_GIVEN RECORDS_.
--------------------------------------------------

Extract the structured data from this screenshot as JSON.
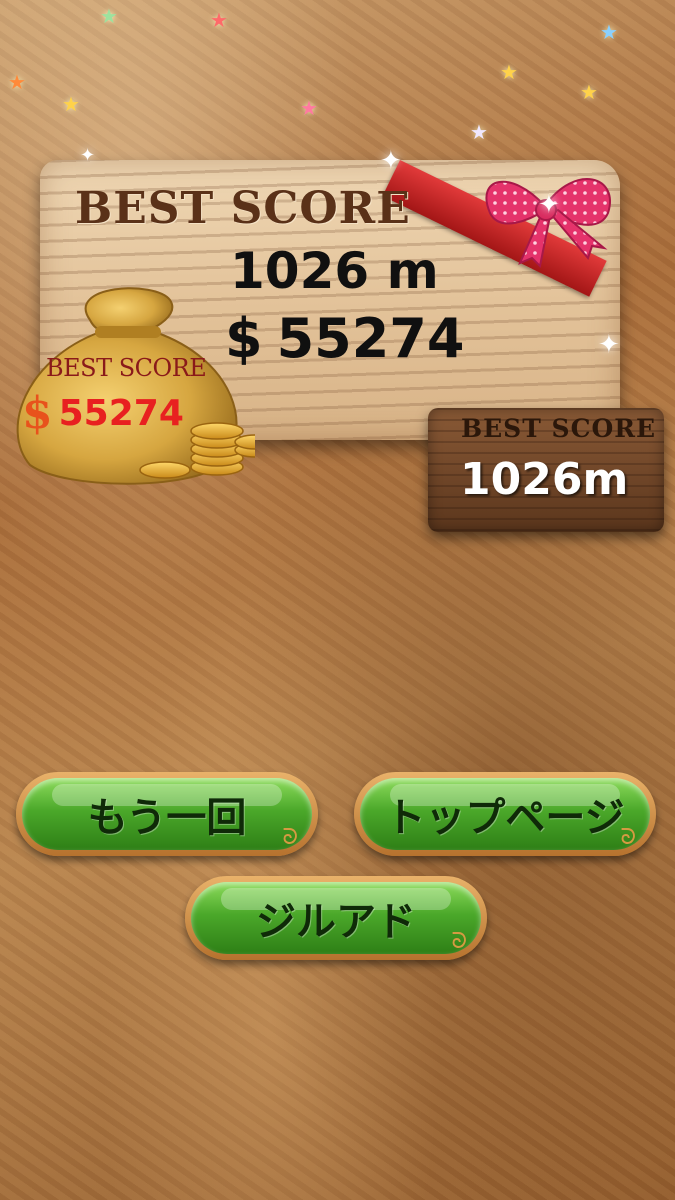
{
  "main_board": {
    "title": "BEST SCORE",
    "distance": "1026 m",
    "money_symbol": "$",
    "money_value": "55274"
  },
  "money_bag": {
    "title": "BEST SCORE",
    "symbol": "$",
    "value": "55274"
  },
  "plank": {
    "title": "BEST SCORE",
    "value": "1026m"
  },
  "buttons": {
    "retry": "もう一回",
    "top_page": "トップページ",
    "more": "ジルアド"
  },
  "colors": {
    "button_green": "#4ba82a",
    "money_red": "#e82020",
    "wood_dark": "#6d4427"
  }
}
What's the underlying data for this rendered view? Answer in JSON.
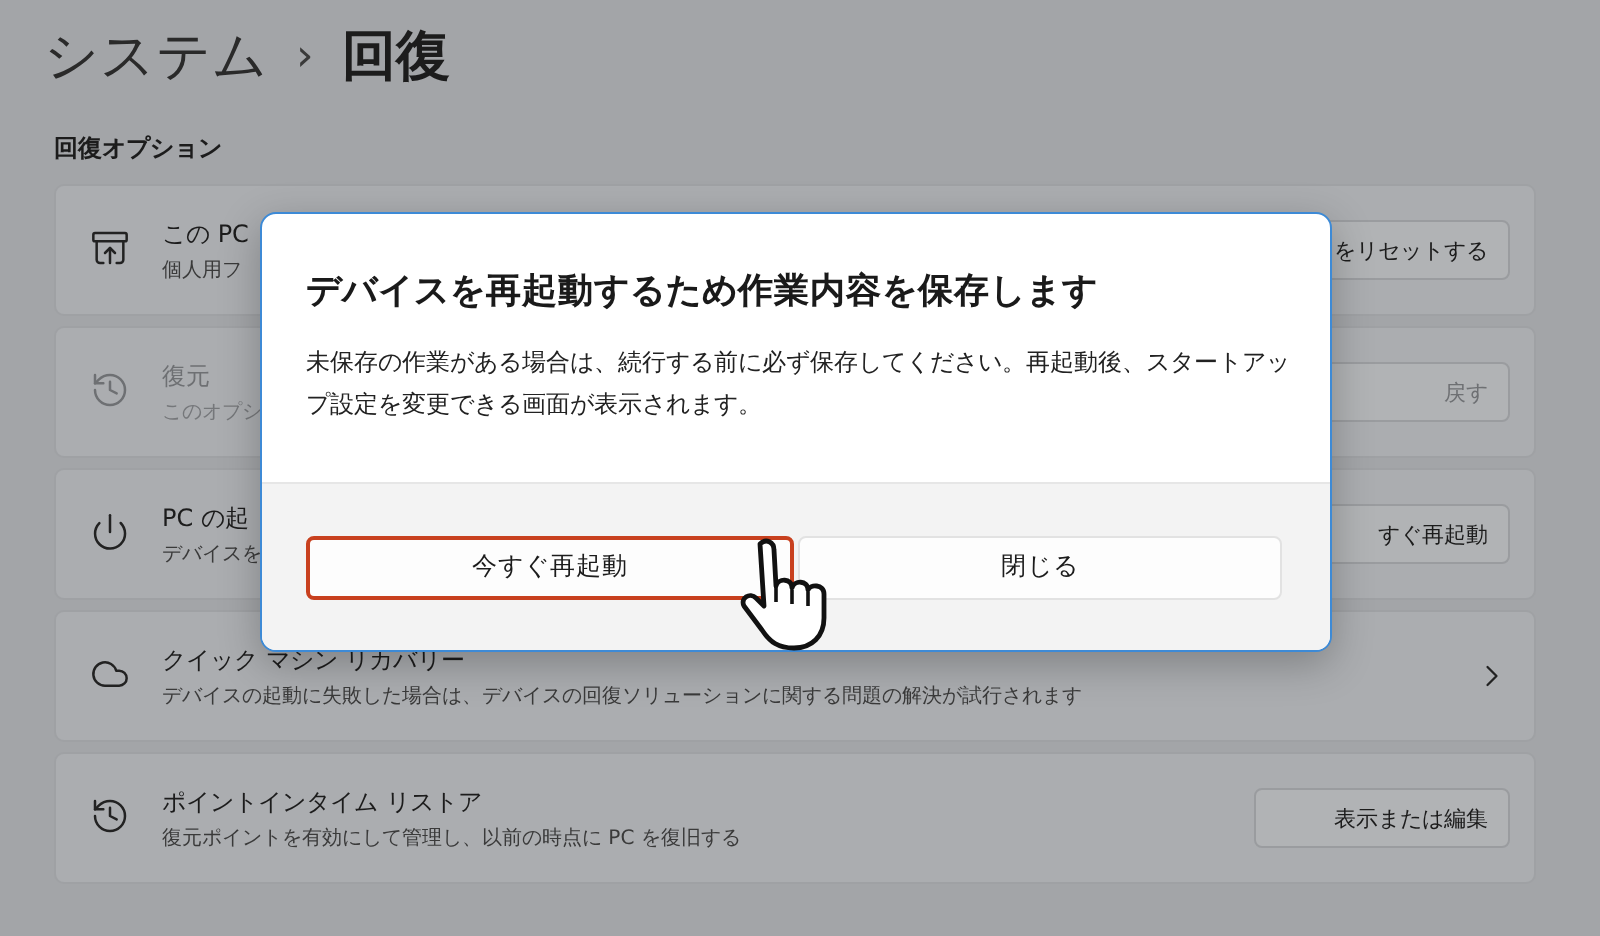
{
  "header": {
    "parent": "システム",
    "separator": "›",
    "title": "回復"
  },
  "section_label": "回復オプション",
  "options": [
    {
      "title": "この PC",
      "subtitle": "個人用フ",
      "disabled": false,
      "control": {
        "kind": "button",
        "label": "をリセットする"
      }
    },
    {
      "title": "復元",
      "subtitle": "このオプシ",
      "disabled": true,
      "control": {
        "kind": "button",
        "label": "戻す"
      }
    },
    {
      "title": "PC の起",
      "subtitle": "デバイスを",
      "disabled": false,
      "control": {
        "kind": "button",
        "label": "すぐ再起動"
      }
    },
    {
      "title": "クイック マシン リカバリー",
      "subtitle": "デバイスの起動に失敗した場合は、デバイスの回復ソリューションに関する問題の解決が試行されます",
      "disabled": false,
      "control": {
        "kind": "chevron"
      }
    },
    {
      "title": "ポイントインタイム リストア",
      "subtitle": "復元ポイントを有効にして管理し、以前の時点に PC を復旧する",
      "disabled": false,
      "control": {
        "kind": "button",
        "label": "表示または編集"
      }
    }
  ],
  "dialog": {
    "title": "デバイスを再起動するため作業内容を保存します",
    "body": "未保存の作業がある場合は、続行する前に必ず保存してください。再起動後、スタートアップ設定を変更できる画面が表示されます。",
    "buttons": [
      {
        "label": "今すぐ再起動",
        "highlighted": true
      },
      {
        "label": "閉じる",
        "highlighted": false
      }
    ]
  }
}
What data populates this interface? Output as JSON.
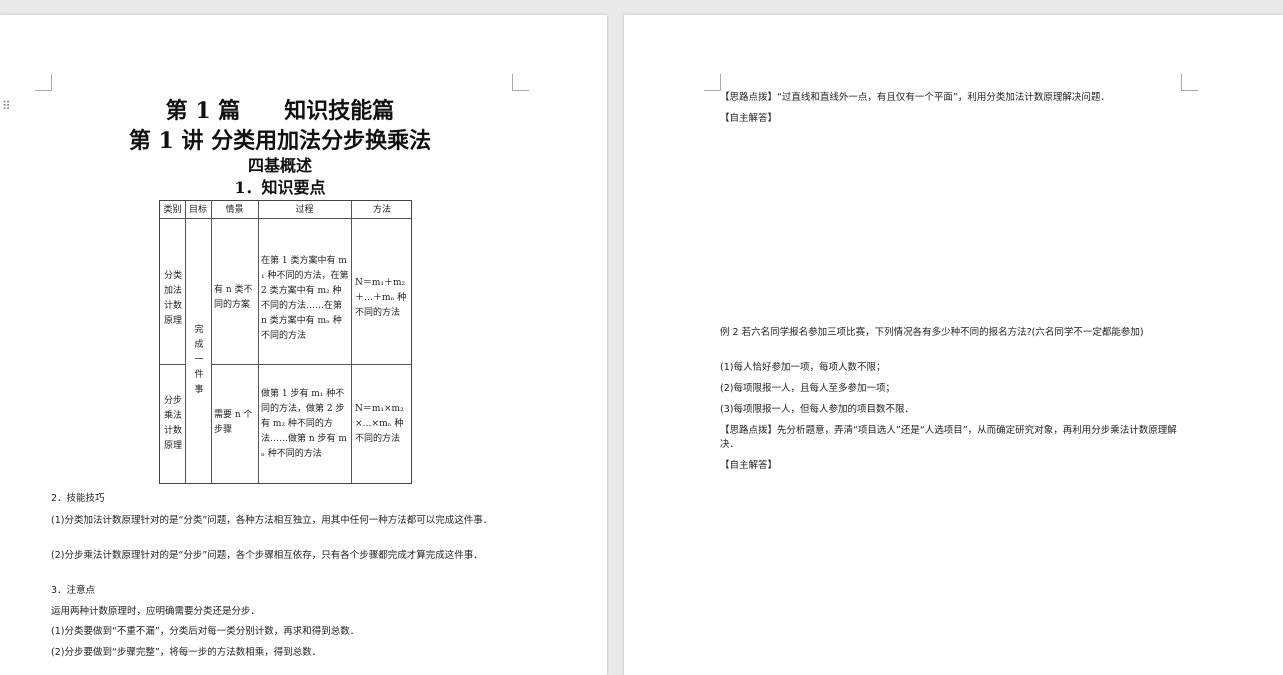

--------------------------------------------------

_TASK DETAILS_. Among the records above, find each line holding the string "highlighted" and pull it out.

_SOLUTION TO THIS PROBLEM_.
        "highlighted": true
        "highlighted": false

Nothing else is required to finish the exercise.